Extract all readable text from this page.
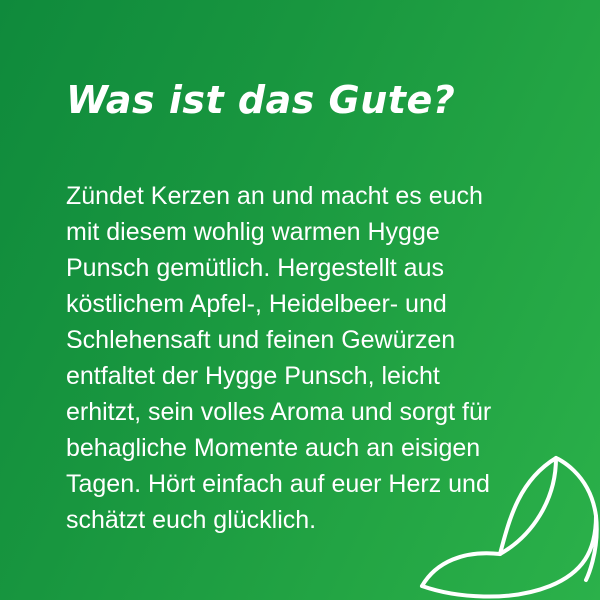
Was ist das Gute?

Zündet Kerzen an und macht es euch mit diesem wohlig warmen Hygge Punsch gemütlich. Hergestellt aus köstlichem Apfel-, Heidelbeer- und Schlehensaft und feinen Gewürzen entfaltet der Hygge Punsch, leicht erhitzt, sein volles Aroma und sorgt für behagliche Momente auch an eisigen Tagen. Hört einfach auf euer Herz und schätzt euch glücklich.
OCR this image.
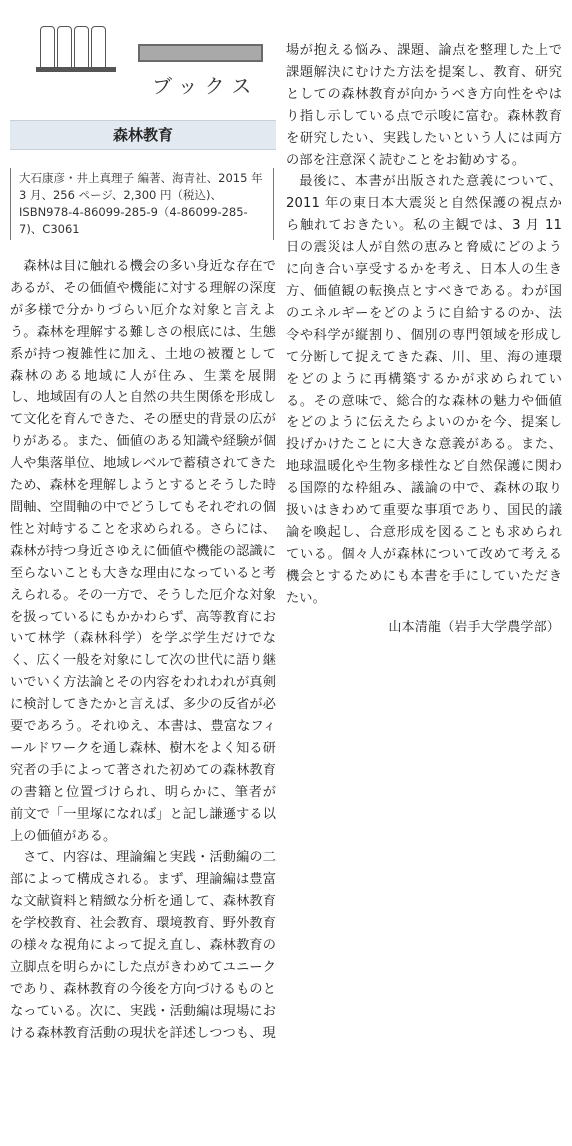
ブックス
森林教育
大石康彦・井上真理子 編著、海青社、2015 年 3 月、256 ページ、2,300 円（税込)、ISBN978-4-86099-285-9（4-86099-285-7)、C3061

森林は目に触れる機会の多い身近な存在であるが、その価値や機能に対する理解の深度が多様で分かりづらい厄介な対象と言えよう。森林を理解する難しさの根底には、生態系が持つ複雑性に加え、土地の被覆として森林のある地域に人が住み、生業を展開し、地域固有の人と自然の共生関係を形成して文化を育んできた、その歴史的背景の広がりがある。また、価値のある知識や経験が個人や集落単位、地域レベルで蓄積されてきたため、森林を理解しようとするとそうした時間軸、空間軸の中でどうしてもそれぞれの個性と対峙することを求められる。さらには、森林が持つ身近さゆえに価値や機能の認識に至らないことも大きな理由になっていると考えられる。その一方で、そうした厄介な対象を扱っているにもかかわらず、高等教育において林学（森林科学）を学ぶ学生だけでなく、広く一般を対象にして次の世代に語り継いでいく方法論とその内容をわれわれが真剣に検討してきたかと言えば、多少の反省が必要であろう。それゆえ、本書は、豊富なフィールドワークを通し森林、樹木をよく知る研究者の手によって著された初めての森林教育の書籍と位置づけられ、明らかに、筆者が前文で「一里塚になれば」と記し謙遜する以上の価値がある。

さて、内容は、理論編と実践・活動編の二部によって構成される。まず、理論編は豊富な文献資料と精緻な分析を通して、森林教育を学校教育、社会教育、環境教育、野外教育の様々な視角によって捉え直し、森林教育の立脚点を明らかにした点がきわめてユニークであり、森林教育の今後を方向づけるものとなっている。次に、実践・活動編は現場における森林教育活動の現状を詳述しつつも、現

場が抱える悩み、課題、論点を整理した上で課題解決にむけた方法を提案し、教育、研究としての森林教育が向かうべき方向性をやはり指し示している点で示唆に富む。森林教育を研究したい、実践したいという人には両方の部を注意深く読むことをお勧めする。

最後に、本書が出版された意義について、2011 年の東日本大震災と自然保護の視点から触れておきたい。私の主観では、3 月 11 日の震災は人が自然の恵みと脅威にどのように向き合い享受するかを考え、日本人の生き方、価値観の転換点とすべきである。わが国のエネルギーをどのように自給するのか、法令や科学が縦割り、個別の専門領域を形成して分断して捉えてきた森、川、里、海の連環をどのように再構築するかが求められている。その意味で、総合的な森林の魅力や価値をどのように伝えたらよいのかを今、提案し投げかけたことに大きな意義がある。また、地球温暖化や生物多様性など自然保護に関わる国際的な枠組み、議論の中で、森林の取り扱いはきわめて重要な事項であり、国民的議論を喚起し、合意形成を図ることも求められている。個々人が森林について改めて考える機会とするためにも本書を手にしていただきたい。

山本清龍（岩手大学農学部）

—————

### [PROBLEM REQUIREMENTS]
Write out the material above again, word for word, minus its pictures.

### [ANSWER TO THE PROBLEM]
Extract all readable text from this page.
Was ist das Gute?

Zündet Kerzen an und macht es euch mit diesem wohlig warmen Hygge Punsch gemütlich. Hergestellt aus köstlichem Apfel-, Heidelbeer- und Schlehensaft und feinen Gewürzen entfaltet der Hygge Punsch, leicht erhitzt, sein volles Aroma und sorgt für behagliche Momente auch an eisigen Tagen. Hört einfach auf euer Herz und schätzt euch glücklich.
OCR this image.
ブックス
森林教育
大石康彦・井上真理子 編著、海青社、2015 年 3 月、256 ページ、2,300 円（税込)、ISBN978-4-86099-285-9（4-86099-285-7)、C3061

森林は目に触れる機会の多い身近な存在であるが、その価値や機能に対する理解の深度が多様で分かりづらい厄介な対象と言えよう。森林を理解する難しさの根底には、生態系が持つ複雑性に加え、土地の被覆として森林のある地域に人が住み、生業を展開し、地域固有の人と自然の共生関係を形成して文化を育んできた、その歴史的背景の広がりがある。また、価値のある知識や経験が個人や集落単位、地域レベルで蓄積されてきたため、森林を理解しようとするとそうした時間軸、空間軸の中でどうしてもそれぞれの個性と対峙することを求められる。さらには、森林が持つ身近さゆえに価値や機能の認識に至らないことも大きな理由になっていると考えられる。その一方で、そうした厄介な対象を扱っているにもかかわらず、高等教育において林学（森林科学）を学ぶ学生だけでなく、広く一般を対象にして次の世代に語り継いでいく方法論とその内容をわれわれが真剣に検討してきたかと言えば、多少の反省が必要であろう。それゆえ、本書は、豊富なフィールドワークを通し森林、樹木をよく知る研究者の手によって著された初めての森林教育の書籍と位置づけられ、明らかに、筆者が前文で「一里塚になれば」と記し謙遜する以上の価値がある。

さて、内容は、理論編と実践・活動編の二部によって構成される。まず、理論編は豊富な文献資料と精緻な分析を通して、森林教育を学校教育、社会教育、環境教育、野外教育の様々な視角によって捉え直し、森林教育の立脚点を明らかにした点がきわめてユニークであり、森林教育の今後を方向づけるものとなっている。次に、実践・活動編は現場における森林教育活動の現状を詳述しつつも、現

場が抱える悩み、課題、論点を整理した上で課題解決にむけた方法を提案し、教育、研究としての森林教育が向かうべき方向性をやはり指し示している点で示唆に富む。森林教育を研究したい、実践したいという人には両方の部を注意深く読むことをお勧めする。

最後に、本書が出版された意義について、2011 年の東日本大震災と自然保護の視点から触れておきたい。私の主観では、3 月 11 日の震災は人が自然の恵みと脅威にどのように向き合い享受するかを考え、日本人の生き方、価値観の転換点とすべきである。わが国のエネルギーをどのように自給するのか、法令や科学が縦割り、個別の専門領域を形成して分断して捉えてきた森、川、里、海の連環をどのように再構築するかが求められている。その意味で、総合的な森林の魅力や価値をどのように伝えたらよいのかを今、提案し投げかけたことに大きな意義がある。また、地球温暖化や生物多様性など自然保護に関わる国際的な枠組み、議論の中で、森林の取り扱いはきわめて重要な事項であり、国民的議論を喚起し、合意形成を図ることも求められている。個々人が森林について改めて考える機会とするためにも本書を手にしていただきたい。

山本清龍（岩手大学農学部）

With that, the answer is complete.